Data records
:::::
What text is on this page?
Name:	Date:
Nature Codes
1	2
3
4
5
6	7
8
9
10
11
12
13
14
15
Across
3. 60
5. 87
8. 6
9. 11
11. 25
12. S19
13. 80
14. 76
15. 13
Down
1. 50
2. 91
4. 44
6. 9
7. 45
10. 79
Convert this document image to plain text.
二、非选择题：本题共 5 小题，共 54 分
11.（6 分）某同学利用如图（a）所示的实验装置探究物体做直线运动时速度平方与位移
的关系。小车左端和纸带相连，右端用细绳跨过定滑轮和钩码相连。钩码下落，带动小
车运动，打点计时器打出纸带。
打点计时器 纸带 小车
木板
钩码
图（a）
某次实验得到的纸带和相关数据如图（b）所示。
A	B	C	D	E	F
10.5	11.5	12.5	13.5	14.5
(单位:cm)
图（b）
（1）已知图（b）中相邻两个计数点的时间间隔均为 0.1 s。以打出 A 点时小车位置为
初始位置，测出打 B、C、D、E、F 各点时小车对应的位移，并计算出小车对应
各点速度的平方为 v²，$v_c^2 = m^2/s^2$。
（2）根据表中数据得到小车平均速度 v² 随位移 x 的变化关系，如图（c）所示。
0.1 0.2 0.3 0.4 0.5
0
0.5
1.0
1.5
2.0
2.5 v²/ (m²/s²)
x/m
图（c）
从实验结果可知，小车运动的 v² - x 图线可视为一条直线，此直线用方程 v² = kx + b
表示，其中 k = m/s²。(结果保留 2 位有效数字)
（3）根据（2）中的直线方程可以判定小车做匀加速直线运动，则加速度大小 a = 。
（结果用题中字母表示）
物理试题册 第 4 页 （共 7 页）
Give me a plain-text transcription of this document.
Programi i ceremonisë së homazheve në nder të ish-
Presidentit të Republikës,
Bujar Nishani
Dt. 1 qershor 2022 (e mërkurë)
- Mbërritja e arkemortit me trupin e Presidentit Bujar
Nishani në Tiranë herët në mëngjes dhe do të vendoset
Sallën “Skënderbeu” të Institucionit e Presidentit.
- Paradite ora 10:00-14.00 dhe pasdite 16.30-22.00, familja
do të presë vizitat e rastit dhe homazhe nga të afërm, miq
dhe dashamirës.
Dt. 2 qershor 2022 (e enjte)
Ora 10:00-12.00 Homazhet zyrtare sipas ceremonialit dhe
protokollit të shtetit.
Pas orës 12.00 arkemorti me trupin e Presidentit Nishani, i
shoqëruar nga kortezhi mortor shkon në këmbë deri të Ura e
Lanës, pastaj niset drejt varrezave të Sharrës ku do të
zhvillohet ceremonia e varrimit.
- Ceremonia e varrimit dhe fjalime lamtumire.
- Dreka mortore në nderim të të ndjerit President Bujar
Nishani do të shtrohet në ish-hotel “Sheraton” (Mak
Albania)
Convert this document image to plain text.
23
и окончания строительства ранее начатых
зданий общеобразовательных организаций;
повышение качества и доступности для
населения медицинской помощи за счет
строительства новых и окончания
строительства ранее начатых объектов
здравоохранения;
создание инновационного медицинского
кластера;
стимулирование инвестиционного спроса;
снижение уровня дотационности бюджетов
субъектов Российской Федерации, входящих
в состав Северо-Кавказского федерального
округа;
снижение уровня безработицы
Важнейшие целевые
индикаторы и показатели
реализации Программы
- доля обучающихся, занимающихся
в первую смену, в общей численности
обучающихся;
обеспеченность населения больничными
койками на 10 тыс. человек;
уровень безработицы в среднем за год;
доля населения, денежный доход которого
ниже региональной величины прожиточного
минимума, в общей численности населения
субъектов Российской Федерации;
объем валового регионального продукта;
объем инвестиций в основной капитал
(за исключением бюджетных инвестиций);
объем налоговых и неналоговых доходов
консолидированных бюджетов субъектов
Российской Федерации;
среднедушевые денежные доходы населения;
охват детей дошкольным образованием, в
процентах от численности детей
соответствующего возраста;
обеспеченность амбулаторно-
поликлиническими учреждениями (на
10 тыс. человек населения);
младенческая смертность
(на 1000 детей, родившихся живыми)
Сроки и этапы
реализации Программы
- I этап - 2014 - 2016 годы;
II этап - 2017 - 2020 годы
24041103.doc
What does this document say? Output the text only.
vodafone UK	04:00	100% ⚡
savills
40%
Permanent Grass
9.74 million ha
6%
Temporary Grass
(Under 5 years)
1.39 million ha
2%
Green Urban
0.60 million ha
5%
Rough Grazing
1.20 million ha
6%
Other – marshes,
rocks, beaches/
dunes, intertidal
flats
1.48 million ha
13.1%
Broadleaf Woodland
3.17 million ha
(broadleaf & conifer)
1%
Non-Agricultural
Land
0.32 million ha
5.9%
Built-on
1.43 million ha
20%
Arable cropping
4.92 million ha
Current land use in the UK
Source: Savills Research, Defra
:::::
## Work to be completed
Copy out every line of the data above, exactly as given.

## Response to this task
What text is on this page?
Name:	Date:
Nature Codes
1	2
3
4
5
6	7
8
9
10
11
12
13
14
15
Across
3. 60
5. 87
8. 6
9. 11
11. 25
12. S19
13. 80
14. 76
15. 13
Down
1. 50
2. 91
4. 44
6. 9
7. 45
10. 79
Convert this document image to plain text.
二、非选择题：本题共 5 小题，共 54 分
11.（6 分）某同学利用如图（a）所示的实验装置探究物体做直线运动时速度平方与位移
的关系。小车左端和纸带相连，右端用细绳跨过定滑轮和钩码相连。钩码下落，带动小
车运动，打点计时器打出纸带。
打点计时器 纸带 小车
木板
钩码
图（a）
某次实验得到的纸带和相关数据如图（b）所示。
A	B	C	D	E	F
10.5	11.5	12.5	13.5	14.5
(单位:cm)
图（b）
（1）已知图（b）中相邻两个计数点的时间间隔均为 0.1 s。以打出 A 点时小车位置为
初始位置，测出打 B、C、D、E、F 各点时小车对应的位移，并计算出小车对应
各点速度的平方为 v²，$v_c^2 = m^2/s^2$。
（2）根据表中数据得到小车平均速度 v² 随位移 x 的变化关系，如图（c）所示。
0.1 0.2 0.3 0.4 0.5
0
0.5
1.0
1.5
2.0
2.5 v²/ (m²/s²)
x/m
图（c）
从实验结果可知，小车运动的 v² - x 图线可视为一条直线，此直线用方程 v² = kx + b
表示，其中 k = m/s²。(结果保留 2 位有效数字)
（3）根据（2）中的直线方程可以判定小车做匀加速直线运动，则加速度大小 a = 。
（结果用题中字母表示）
物理试题册 第 4 页 （共 7 页）
Give me a plain-text transcription of this document.
Programi i ceremonisë së homazheve në nder të ish-
Presidentit të Republikës,
Bujar Nishani
Dt. 1 qershor 2022 (e mërkurë)
- Mbërritja e arkemortit me trupin e Presidentit Bujar
Nishani në Tiranë herët në mëngjes dhe do të vendoset
Sallën “Skënderbeu” të Institucionit e Presidentit.
- Paradite ora 10:00-14.00 dhe pasdite 16.30-22.00, familja
do të presë vizitat e rastit dhe homazhe nga të afërm, miq
dhe dashamirës.
Dt. 2 qershor 2022 (e enjte)
Ora 10:00-12.00 Homazhet zyrtare sipas ceremonialit dhe
protokollit të shtetit.
Pas orës 12.00 arkemorti me trupin e Presidentit Nishani, i
shoqëruar nga kortezhi mortor shkon në këmbë deri të Ura e
Lanës, pastaj niset drejt varrezave të Sharrës ku do të
zhvillohet ceremonia e varrimit.
- Ceremonia e varrimit dhe fjalime lamtumire.
- Dreka mortore në nderim të të ndjerit President Bujar
Nishani do të shtrohet në ish-hotel “Sheraton” (Mak
Albania)
Convert this document image to plain text.
23
и окончания строительства ранее начатых
зданий общеобразовательных организаций;
повышение качества и доступности для
населения медицинской помощи за счет
строительства новых и окончания
строительства ранее начатых объектов
здравоохранения;
создание инновационного медицинского
кластера;
стимулирование инвестиционного спроса;
снижение уровня дотационности бюджетов
субъектов Российской Федерации, входящих
в состав Северо-Кавказского федерального
округа;
снижение уровня безработицы
Важнейшие целевые
индикаторы и показатели
реализации Программы
- доля обучающихся, занимающихся
в первую смену, в общей численности
обучающихся;
обеспеченность населения больничными
койками на 10 тыс. человек;
уровень безработицы в среднем за год;
доля населения, денежный доход которого
ниже региональной величины прожиточного
минимума, в общей численности населения
субъектов Российской Федерации;
объем валового регионального продукта;
объем инвестиций в основной капитал
(за исключением бюджетных инвестиций);
объем налоговых и неналоговых доходов
консолидированных бюджетов субъектов
Российской Федерации;
среднедушевые денежные доходы населения;
охват детей дошкольным образованием, в
процентах от численности детей
соответствующего возраста;
обеспеченность амбулаторно-
поликлиническими учреждениями (на
10 тыс. человек населения);
младенческая смертность
(на 1000 детей, родившихся живыми)
Сроки и этапы
реализации Программы
- I этап - 2014 - 2016 годы;
II этап - 2017 - 2020 годы
24041103.doc
What does this document say? Output the text only.
vodafone UK	04:00	100% ⚡
savills
40%
Permanent Grass
9.74 million ha
6%
Temporary Grass
(Under 5 years)
1.39 million ha
2%
Green Urban
0.60 million ha
5%
Rough Grazing
1.20 million ha
6%
Other – marshes,
rocks, beaches/
dunes, intertidal
flats
1.48 million ha
13.1%
Broadleaf Woodland
3.17 million ha
(broadleaf & conifer)
1%
Non-Agricultural
Land
0.32 million ha
5.9%
Built-on
1.43 million ha
20%
Arable cropping
4.92 million ha
Current land use in the UK
Source: Savills Research, Defra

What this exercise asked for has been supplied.